## EXTRACTED DATA
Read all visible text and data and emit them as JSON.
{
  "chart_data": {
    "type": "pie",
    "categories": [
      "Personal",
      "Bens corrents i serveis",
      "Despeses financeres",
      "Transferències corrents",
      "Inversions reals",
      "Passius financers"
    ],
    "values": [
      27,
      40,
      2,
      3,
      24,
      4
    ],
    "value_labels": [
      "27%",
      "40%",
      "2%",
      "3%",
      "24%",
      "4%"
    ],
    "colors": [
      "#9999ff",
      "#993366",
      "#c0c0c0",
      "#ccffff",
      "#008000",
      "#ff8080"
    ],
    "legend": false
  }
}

## WORK TO COMPLETE
Reproduce the full listing above, character for character.

## RESPONSE FOR THIS EXERCISE
Read all visible text and data and emit them as JSON.
{
  "chart_data": {
    "type": "pie",
    "categories": [
      "Personal",
      "Bens corrents i serveis",
      "Despeses financeres",
      "Transferències corrents",
      "Inversions reals",
      "Passius financers"
    ],
    "values": [
      27,
      40,
      2,
      3,
      24,
      4
    ],
    "value_labels": [
      "27%",
      "40%",
      "2%",
      "3%",
      "24%",
      "4%"
    ],
    "colors": [
      "#9999ff",
      "#993366",
      "#c0c0c0",
      "#ccffff",
      "#008000",
      "#ff8080"
    ],
    "legend": false
  }
}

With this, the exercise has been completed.